The problem: Below are some entries; can you quote all of them exactly?

[Start Given records]

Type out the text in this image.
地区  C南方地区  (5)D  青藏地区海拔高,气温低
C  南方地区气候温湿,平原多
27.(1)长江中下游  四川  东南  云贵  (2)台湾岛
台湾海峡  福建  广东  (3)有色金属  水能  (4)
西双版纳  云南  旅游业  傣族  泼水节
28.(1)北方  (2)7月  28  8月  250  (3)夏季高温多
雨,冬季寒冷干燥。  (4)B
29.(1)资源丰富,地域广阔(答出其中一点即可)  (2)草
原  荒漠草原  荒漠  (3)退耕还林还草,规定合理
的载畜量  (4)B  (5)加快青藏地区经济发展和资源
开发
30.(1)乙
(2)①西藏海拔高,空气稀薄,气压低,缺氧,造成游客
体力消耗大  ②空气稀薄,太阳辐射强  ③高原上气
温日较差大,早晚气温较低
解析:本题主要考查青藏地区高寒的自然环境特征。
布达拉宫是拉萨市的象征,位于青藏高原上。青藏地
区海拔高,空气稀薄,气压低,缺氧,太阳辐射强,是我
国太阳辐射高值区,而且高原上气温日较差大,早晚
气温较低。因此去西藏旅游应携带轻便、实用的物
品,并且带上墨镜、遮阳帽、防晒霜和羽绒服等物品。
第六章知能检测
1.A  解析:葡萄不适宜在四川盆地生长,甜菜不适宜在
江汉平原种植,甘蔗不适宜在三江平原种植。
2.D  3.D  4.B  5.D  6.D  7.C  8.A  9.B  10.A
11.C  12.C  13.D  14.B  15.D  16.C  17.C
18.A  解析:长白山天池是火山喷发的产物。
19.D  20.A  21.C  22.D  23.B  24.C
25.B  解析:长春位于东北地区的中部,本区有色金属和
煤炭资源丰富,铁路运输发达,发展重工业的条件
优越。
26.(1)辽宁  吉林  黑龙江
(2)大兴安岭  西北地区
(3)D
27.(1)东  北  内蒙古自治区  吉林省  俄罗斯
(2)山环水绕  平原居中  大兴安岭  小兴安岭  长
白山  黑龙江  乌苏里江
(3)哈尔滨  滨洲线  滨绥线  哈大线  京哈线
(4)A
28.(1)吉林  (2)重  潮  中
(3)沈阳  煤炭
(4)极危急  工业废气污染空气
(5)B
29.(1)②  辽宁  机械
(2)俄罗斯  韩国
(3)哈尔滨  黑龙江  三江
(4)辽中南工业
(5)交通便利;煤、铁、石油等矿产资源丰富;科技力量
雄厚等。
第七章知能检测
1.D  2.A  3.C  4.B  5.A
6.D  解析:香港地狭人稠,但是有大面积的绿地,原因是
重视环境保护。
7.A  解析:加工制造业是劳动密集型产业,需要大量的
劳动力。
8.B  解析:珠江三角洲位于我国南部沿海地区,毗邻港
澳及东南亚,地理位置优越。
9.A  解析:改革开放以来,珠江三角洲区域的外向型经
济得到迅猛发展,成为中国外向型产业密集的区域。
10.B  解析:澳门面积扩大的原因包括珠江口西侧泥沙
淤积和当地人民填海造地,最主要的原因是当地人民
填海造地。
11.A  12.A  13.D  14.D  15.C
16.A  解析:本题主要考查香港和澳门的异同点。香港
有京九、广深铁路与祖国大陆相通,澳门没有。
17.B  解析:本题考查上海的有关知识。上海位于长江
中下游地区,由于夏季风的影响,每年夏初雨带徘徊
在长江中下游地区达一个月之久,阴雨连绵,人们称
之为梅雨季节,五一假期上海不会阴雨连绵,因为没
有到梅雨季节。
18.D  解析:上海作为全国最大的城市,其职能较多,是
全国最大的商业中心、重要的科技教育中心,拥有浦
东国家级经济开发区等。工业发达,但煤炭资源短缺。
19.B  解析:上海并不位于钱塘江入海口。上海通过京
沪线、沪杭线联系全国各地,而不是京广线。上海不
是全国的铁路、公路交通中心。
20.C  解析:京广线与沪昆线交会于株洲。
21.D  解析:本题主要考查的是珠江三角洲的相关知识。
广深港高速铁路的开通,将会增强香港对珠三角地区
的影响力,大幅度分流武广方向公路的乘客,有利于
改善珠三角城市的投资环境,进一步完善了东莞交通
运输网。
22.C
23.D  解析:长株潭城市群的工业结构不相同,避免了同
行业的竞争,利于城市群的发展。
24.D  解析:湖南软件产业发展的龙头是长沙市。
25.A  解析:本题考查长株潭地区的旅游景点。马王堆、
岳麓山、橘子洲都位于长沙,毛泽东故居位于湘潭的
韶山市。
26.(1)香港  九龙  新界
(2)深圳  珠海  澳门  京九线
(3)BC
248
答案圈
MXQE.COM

[End Given records]

Response to the exercise:
Type out the text in this image.
地区  C南方地区  (5)D  青藏地区海拔高,气温低
C  南方地区气候温湿,平原多
27.(1)长江中下游  四川  东南  云贵  (2)台湾岛
台湾海峡  福建  广东  (3)有色金属  水能  (4)
西双版纳  云南  旅游业  傣族  泼水节
28.(1)北方  (2)7月  28  8月  250  (3)夏季高温多
雨,冬季寒冷干燥。  (4)B
29.(1)资源丰富,地域广阔(答出其中一点即可)  (2)草
原  荒漠草原  荒漠  (3)退耕还林还草,规定合理
的载畜量  (4)B  (5)加快青藏地区经济发展和资源
开发
30.(1)乙
(2)①西藏海拔高,空气稀薄,气压低,缺氧,造成游客
体力消耗大  ②空气稀薄,太阳辐射强  ③高原上气
温日较差大,早晚气温较低
解析:本题主要考查青藏地区高寒的自然环境特征。
布达拉宫是拉萨市的象征,位于青藏高原上。青藏地
区海拔高,空气稀薄,气压低,缺氧,太阳辐射强,是我
国太阳辐射高值区,而且高原上气温日较差大,早晚
气温较低。因此去西藏旅游应携带轻便、实用的物
品,并且带上墨镜、遮阳帽、防晒霜和羽绒服等物品。
第六章知能检测
1.A  解析:葡萄不适宜在四川盆地生长,甜菜不适宜在
江汉平原种植,甘蔗不适宜在三江平原种植。
2.D  3.D  4.B  5.D  6.D  7.C  8.A  9.B  10.A
11.C  12.C  13.D  14.B  15.D  16.C  17.C
18.A  解析:长白山天池是火山喷发的产物。
19.D  20.A  21.C  22.D  23.B  24.C
25.B  解析:长春位于东北地区的中部,本区有色金属和
煤炭资源丰富,铁路运输发达,发展重工业的条件
优越。
26.(1)辽宁  吉林  黑龙江
(2)大兴安岭  西北地区
(3)D
27.(1)东  北  内蒙古自治区  吉林省  俄罗斯
(2)山环水绕  平原居中  大兴安岭  小兴安岭  长
白山  黑龙江  乌苏里江
(3)哈尔滨  滨洲线  滨绥线  哈大线  京哈线
(4)A
28.(1)吉林  (2)重  潮  中
(3)沈阳  煤炭
(4)极危急  工业废气污染空气
(5)B
29.(1)②  辽宁  机械
(2)俄罗斯  韩国
(3)哈尔滨  黑龙江  三江
(4)辽中南工业
(5)交通便利;煤、铁、石油等矿产资源丰富;科技力量
雄厚等。
第七章知能检测
1.D  2.A  3.C  4.B  5.A
6.D  解析:香港地狭人稠,但是有大面积的绿地,原因是
重视环境保护。
7.A  解析:加工制造业是劳动密集型产业,需要大量的
劳动力。
8.B  解析:珠江三角洲位于我国南部沿海地区,毗邻港
澳及东南亚,地理位置优越。
9.A  解析:改革开放以来,珠江三角洲区域的外向型经
济得到迅猛发展,成为中国外向型产业密集的区域。
10.B  解析:澳门面积扩大的原因包括珠江口西侧泥沙
淤积和当地人民填海造地,最主要的原因是当地人民
填海造地。
11.A  12.A  13.D  14.D  15.C
16.A  解析:本题主要考查香港和澳门的异同点。香港
有京九、广深铁路与祖国大陆相通,澳门没有。
17.B  解析:本题考查上海的有关知识。上海位于长江
中下游地区,由于夏季风的影响,每年夏初雨带徘徊
在长江中下游地区达一个月之久,阴雨连绵,人们称
之为梅雨季节,五一假期上海不会阴雨连绵,因为没
有到梅雨季节。
18.D  解析:上海作为全国最大的城市,其职能较多,是
全国最大的商业中心、重要的科技教育中心,拥有浦
东国家级经济开发区等。工业发达,但煤炭资源短缺。
19.B  解析:上海并不位于钱塘江入海口。上海通过京
沪线、沪杭线联系全国各地,而不是京广线。上海不
是全国的铁路、公路交通中心。
20.C  解析:京广线与沪昆线交会于株洲。
21.D  解析:本题主要考查的是珠江三角洲的相关知识。
广深港高速铁路的开通,将会增强香港对珠三角地区
的影响力,大幅度分流武广方向公路的乘客,有利于
改善珠三角城市的投资环境,进一步完善了东莞交通
运输网。
22.C
23.D  解析:长株潭城市群的工业结构不相同,避免了同
行业的竞争,利于城市群的发展。
24.D  解析:湖南软件产业发展的龙头是长沙市。
25.A  解析:本题考查长株潭地区的旅游景点。马王堆、
岳麓山、橘子洲都位于长沙,毛泽东故居位于湘潭的
韶山市。
26.(1)香港  九龙  新界
(2)深圳  珠海  澳门  京九线
(3)BC
248
答案圈
MXQE.COM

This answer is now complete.